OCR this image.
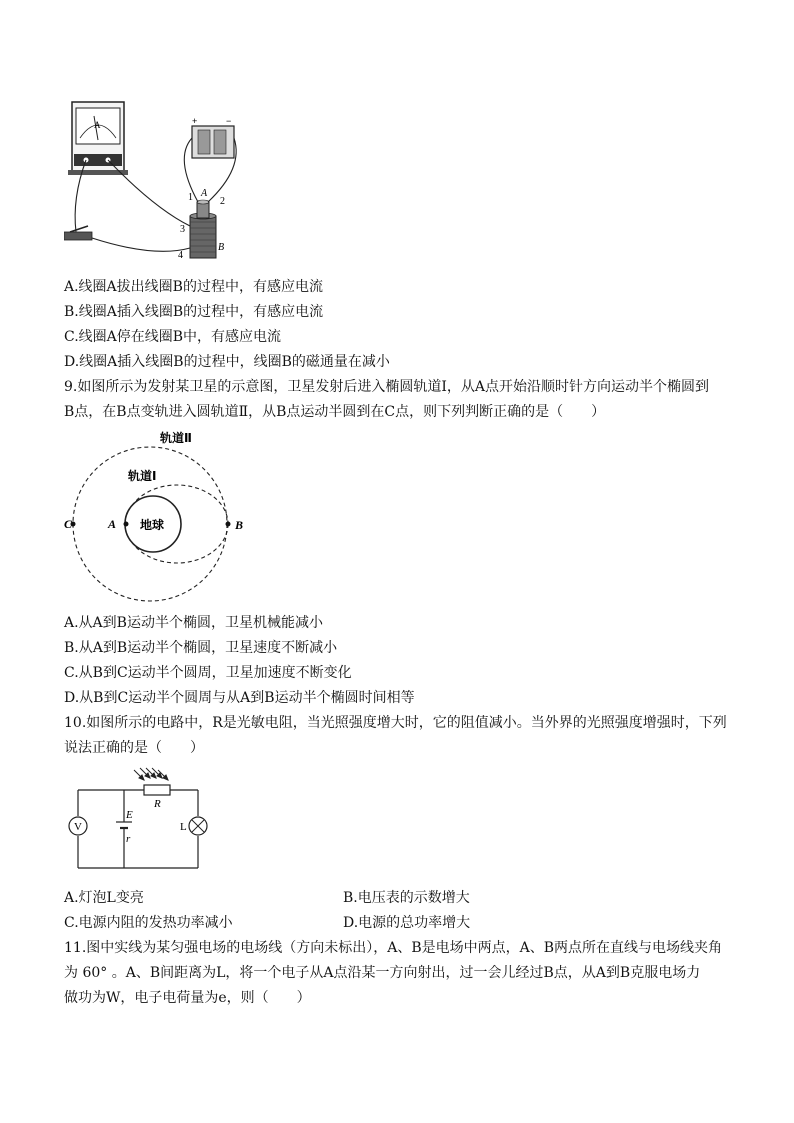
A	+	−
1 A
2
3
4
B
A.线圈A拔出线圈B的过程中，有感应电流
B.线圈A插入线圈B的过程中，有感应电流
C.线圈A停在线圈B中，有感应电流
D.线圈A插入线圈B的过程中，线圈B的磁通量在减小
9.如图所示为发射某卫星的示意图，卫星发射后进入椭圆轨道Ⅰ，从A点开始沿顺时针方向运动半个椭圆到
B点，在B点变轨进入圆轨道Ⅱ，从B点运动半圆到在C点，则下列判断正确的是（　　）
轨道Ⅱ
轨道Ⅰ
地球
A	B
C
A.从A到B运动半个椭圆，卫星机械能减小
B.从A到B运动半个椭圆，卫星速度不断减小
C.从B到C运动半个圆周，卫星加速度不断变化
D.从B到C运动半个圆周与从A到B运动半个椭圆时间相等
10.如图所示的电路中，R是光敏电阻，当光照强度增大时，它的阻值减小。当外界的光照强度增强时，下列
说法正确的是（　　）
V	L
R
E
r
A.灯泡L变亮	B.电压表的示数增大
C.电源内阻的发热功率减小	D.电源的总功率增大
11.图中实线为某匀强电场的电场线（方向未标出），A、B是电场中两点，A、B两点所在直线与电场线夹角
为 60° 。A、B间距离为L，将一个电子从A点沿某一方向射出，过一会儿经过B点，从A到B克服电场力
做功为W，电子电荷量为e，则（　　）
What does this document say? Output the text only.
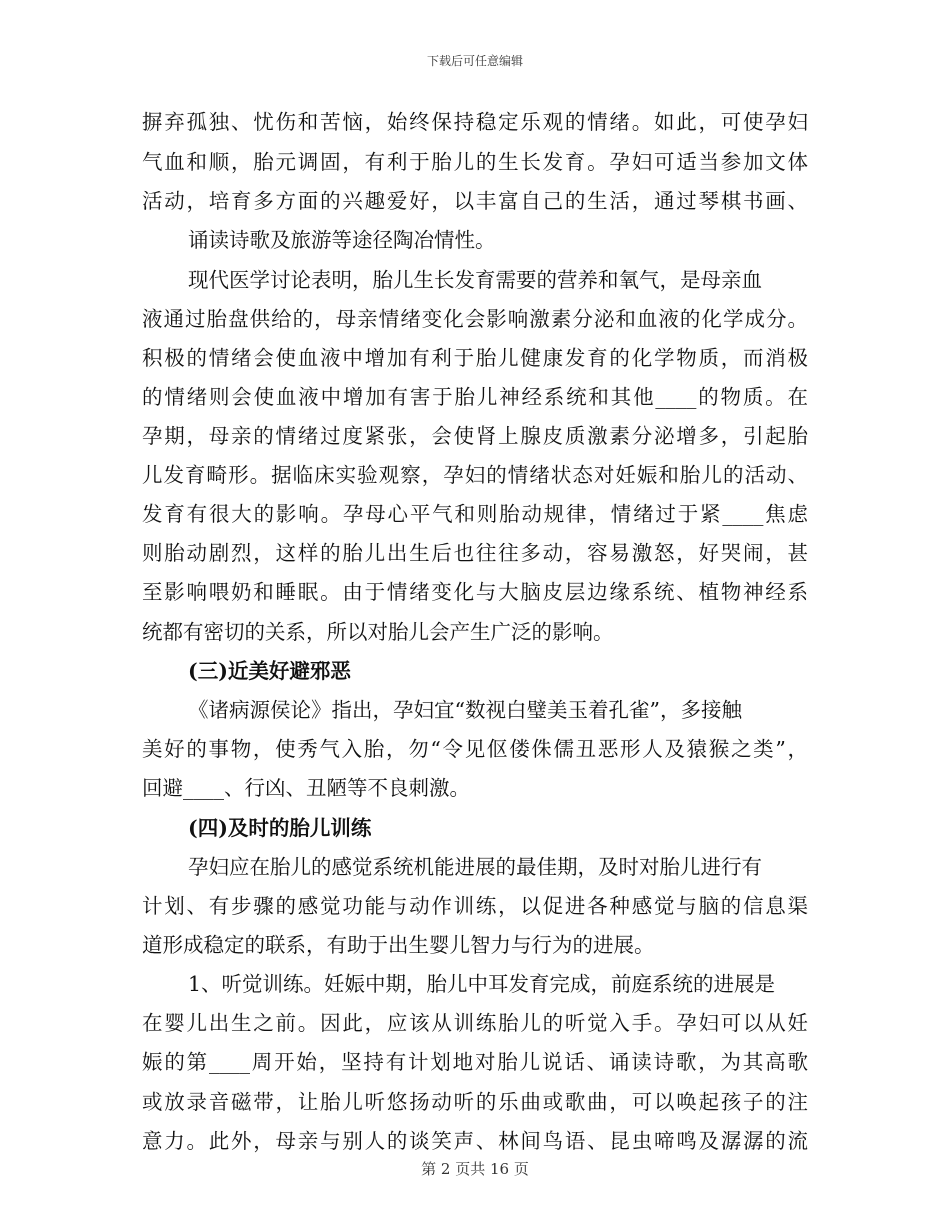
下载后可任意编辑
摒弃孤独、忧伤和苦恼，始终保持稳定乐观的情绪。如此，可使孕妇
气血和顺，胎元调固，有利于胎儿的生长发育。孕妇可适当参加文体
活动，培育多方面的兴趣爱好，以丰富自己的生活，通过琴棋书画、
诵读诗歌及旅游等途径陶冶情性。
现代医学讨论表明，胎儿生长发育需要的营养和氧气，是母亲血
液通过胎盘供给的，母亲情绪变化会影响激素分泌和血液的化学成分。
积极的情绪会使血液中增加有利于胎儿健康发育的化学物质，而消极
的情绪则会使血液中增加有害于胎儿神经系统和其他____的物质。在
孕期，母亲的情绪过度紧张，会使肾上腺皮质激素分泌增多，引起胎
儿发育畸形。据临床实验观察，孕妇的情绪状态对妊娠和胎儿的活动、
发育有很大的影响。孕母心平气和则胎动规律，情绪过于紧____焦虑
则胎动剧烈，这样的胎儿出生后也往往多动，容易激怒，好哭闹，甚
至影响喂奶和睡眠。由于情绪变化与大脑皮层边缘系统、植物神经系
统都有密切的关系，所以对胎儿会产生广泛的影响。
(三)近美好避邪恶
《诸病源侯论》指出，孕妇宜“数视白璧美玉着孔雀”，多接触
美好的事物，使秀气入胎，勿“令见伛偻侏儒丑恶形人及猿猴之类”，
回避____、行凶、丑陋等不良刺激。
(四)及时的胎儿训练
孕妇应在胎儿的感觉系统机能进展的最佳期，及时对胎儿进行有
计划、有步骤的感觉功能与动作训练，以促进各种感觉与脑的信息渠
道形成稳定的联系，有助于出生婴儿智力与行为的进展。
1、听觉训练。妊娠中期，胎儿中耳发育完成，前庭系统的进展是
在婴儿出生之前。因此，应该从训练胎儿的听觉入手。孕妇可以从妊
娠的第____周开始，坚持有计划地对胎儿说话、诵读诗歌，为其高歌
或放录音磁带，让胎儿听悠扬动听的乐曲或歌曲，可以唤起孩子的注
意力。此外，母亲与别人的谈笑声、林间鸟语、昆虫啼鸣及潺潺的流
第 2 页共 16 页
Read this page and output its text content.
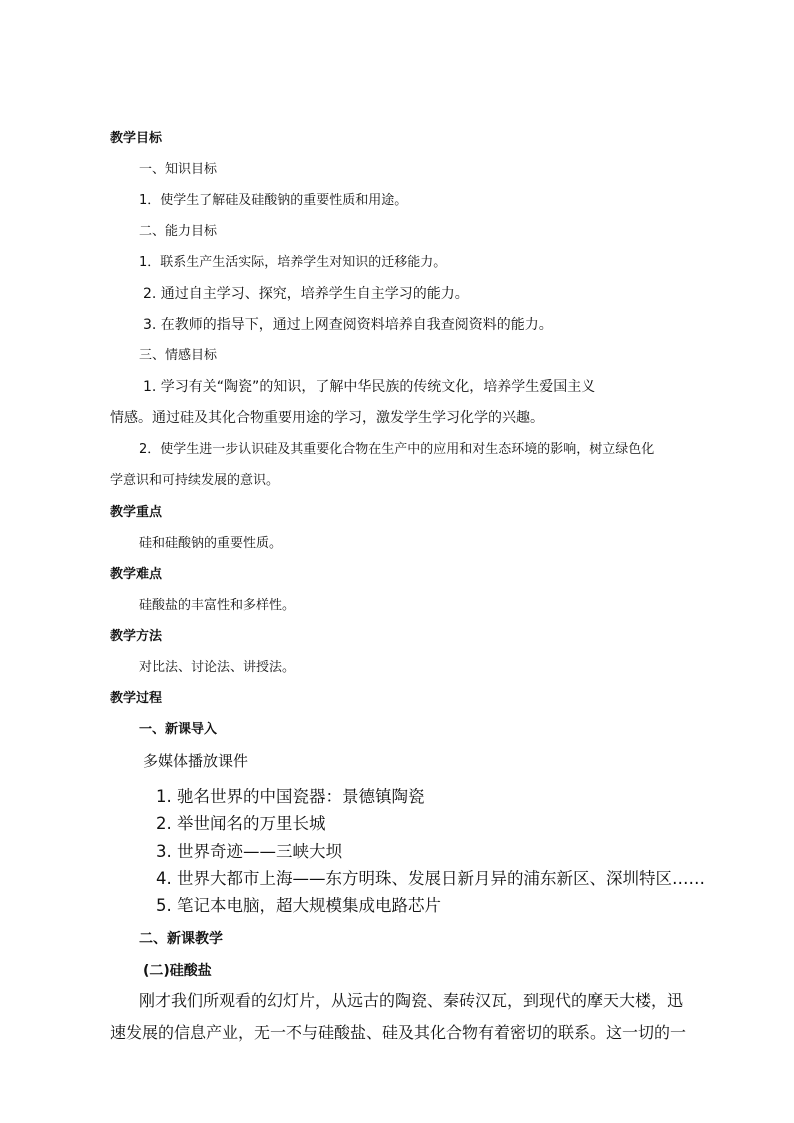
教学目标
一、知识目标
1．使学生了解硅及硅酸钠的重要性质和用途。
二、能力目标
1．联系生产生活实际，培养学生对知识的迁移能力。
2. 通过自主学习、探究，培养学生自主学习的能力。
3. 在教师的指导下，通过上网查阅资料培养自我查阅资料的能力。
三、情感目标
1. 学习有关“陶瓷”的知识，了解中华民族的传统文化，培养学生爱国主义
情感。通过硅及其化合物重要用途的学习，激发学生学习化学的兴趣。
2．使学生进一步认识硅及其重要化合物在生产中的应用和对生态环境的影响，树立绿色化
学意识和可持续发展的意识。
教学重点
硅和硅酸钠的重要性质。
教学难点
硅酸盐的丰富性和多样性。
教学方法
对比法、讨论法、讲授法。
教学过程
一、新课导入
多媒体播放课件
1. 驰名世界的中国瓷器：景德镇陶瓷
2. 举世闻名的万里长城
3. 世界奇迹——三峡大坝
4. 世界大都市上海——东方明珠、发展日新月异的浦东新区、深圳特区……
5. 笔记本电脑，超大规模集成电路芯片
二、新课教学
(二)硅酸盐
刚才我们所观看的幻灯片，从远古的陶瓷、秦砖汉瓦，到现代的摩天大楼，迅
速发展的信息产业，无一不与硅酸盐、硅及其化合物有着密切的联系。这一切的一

Exercise details — Retype every record above exactly as written, but leave out the pictures.

Exercise response —
OCR this image.
A	+	−
1 A
2
3
4
B
A.线圈A拔出线圈B的过程中，有感应电流
B.线圈A插入线圈B的过程中，有感应电流
C.线圈A停在线圈B中，有感应电流
D.线圈A插入线圈B的过程中，线圈B的磁通量在减小
9.如图所示为发射某卫星的示意图，卫星发射后进入椭圆轨道Ⅰ，从A点开始沿顺时针方向运动半个椭圆到
B点，在B点变轨进入圆轨道Ⅱ，从B点运动半圆到在C点，则下列判断正确的是（　　）
轨道Ⅱ
轨道Ⅰ
地球
A	B
C
A.从A到B运动半个椭圆，卫星机械能减小
B.从A到B运动半个椭圆，卫星速度不断减小
C.从B到C运动半个圆周，卫星加速度不断变化
D.从B到C运动半个圆周与从A到B运动半个椭圆时间相等
10.如图所示的电路中，R是光敏电阻，当光照强度增大时，它的阻值减小。当外界的光照强度增强时，下列
说法正确的是（　　）
V	L
R
E
r
A.灯泡L变亮	B.电压表的示数增大
C.电源内阻的发热功率减小	D.电源的总功率增大
11.图中实线为某匀强电场的电场线（方向未标出），A、B是电场中两点，A、B两点所在直线与电场线夹角
为 60° 。A、B间距离为L，将一个电子从A点沿某一方向射出，过一会儿经过B点，从A到B克服电场力
做功为W，电子电荷量为e，则（　　）
What does this document say? Output the text only.
下载后可任意编辑
摒弃孤独、忧伤和苦恼，始终保持稳定乐观的情绪。如此，可使孕妇
气血和顺，胎元调固，有利于胎儿的生长发育。孕妇可适当参加文体
活动，培育多方面的兴趣爱好，以丰富自己的生活，通过琴棋书画、
诵读诗歌及旅游等途径陶冶情性。
现代医学讨论表明，胎儿生长发育需要的营养和氧气，是母亲血
液通过胎盘供给的，母亲情绪变化会影响激素分泌和血液的化学成分。
积极的情绪会使血液中增加有利于胎儿健康发育的化学物质，而消极
的情绪则会使血液中增加有害于胎儿神经系统和其他____的物质。在
孕期，母亲的情绪过度紧张，会使肾上腺皮质激素分泌增多，引起胎
儿发育畸形。据临床实验观察，孕妇的情绪状态对妊娠和胎儿的活动、
发育有很大的影响。孕母心平气和则胎动规律，情绪过于紧____焦虑
则胎动剧烈，这样的胎儿出生后也往往多动，容易激怒，好哭闹，甚
至影响喂奶和睡眠。由于情绪变化与大脑皮层边缘系统、植物神经系
统都有密切的关系，所以对胎儿会产生广泛的影响。
(三)近美好避邪恶
《诸病源侯论》指出，孕妇宜“数视白璧美玉着孔雀”，多接触
美好的事物，使秀气入胎，勿“令见伛偻侏儒丑恶形人及猿猴之类”，
回避____、行凶、丑陋等不良刺激。
(四)及时的胎儿训练
孕妇应在胎儿的感觉系统机能进展的最佳期，及时对胎儿进行有
计划、有步骤的感觉功能与动作训练，以促进各种感觉与脑的信息渠
道形成稳定的联系，有助于出生婴儿智力与行为的进展。
1、听觉训练。妊娠中期，胎儿中耳发育完成，前庭系统的进展是
在婴儿出生之前。因此，应该从训练胎儿的听觉入手。孕妇可以从妊
娠的第____周开始，坚持有计划地对胎儿说话、诵读诗歌，为其高歌
或放录音磁带，让胎儿听悠扬动听的乐曲或歌曲，可以唤起孩子的注
意力。此外，母亲与别人的谈笑声、林间鸟语、昆虫啼鸣及潺潺的流
第 2 页共 16 页
Read this page and output its text content.
教学目标
一、知识目标
1．使学生了解硅及硅酸钠的重要性质和用途。
二、能力目标
1．联系生产生活实际，培养学生对知识的迁移能力。
2. 通过自主学习、探究，培养学生自主学习的能力。
3. 在教师的指导下，通过上网查阅资料培养自我查阅资料的能力。
三、情感目标
1. 学习有关“陶瓷”的知识，了解中华民族的传统文化，培养学生爱国主义
情感。通过硅及其化合物重要用途的学习，激发学生学习化学的兴趣。
2．使学生进一步认识硅及其重要化合物在生产中的应用和对生态环境的影响，树立绿色化
学意识和可持续发展的意识。
教学重点
硅和硅酸钠的重要性质。
教学难点
硅酸盐的丰富性和多样性。
教学方法
对比法、讨论法、讲授法。
教学过程
一、新课导入
多媒体播放课件
1. 驰名世界的中国瓷器：景德镇陶瓷
2. 举世闻名的万里长城
3. 世界奇迹——三峡大坝
4. 世界大都市上海——东方明珠、发展日新月异的浦东新区、深圳特区……
5. 笔记本电脑，超大规模集成电路芯片
二、新课教学
(二)硅酸盐
刚才我们所观看的幻灯片，从远古的陶瓷、秦砖汉瓦，到现代的摩天大楼，迅
速发展的信息产业，无一不与硅酸盐、硅及其化合物有着密切的联系。这一切的一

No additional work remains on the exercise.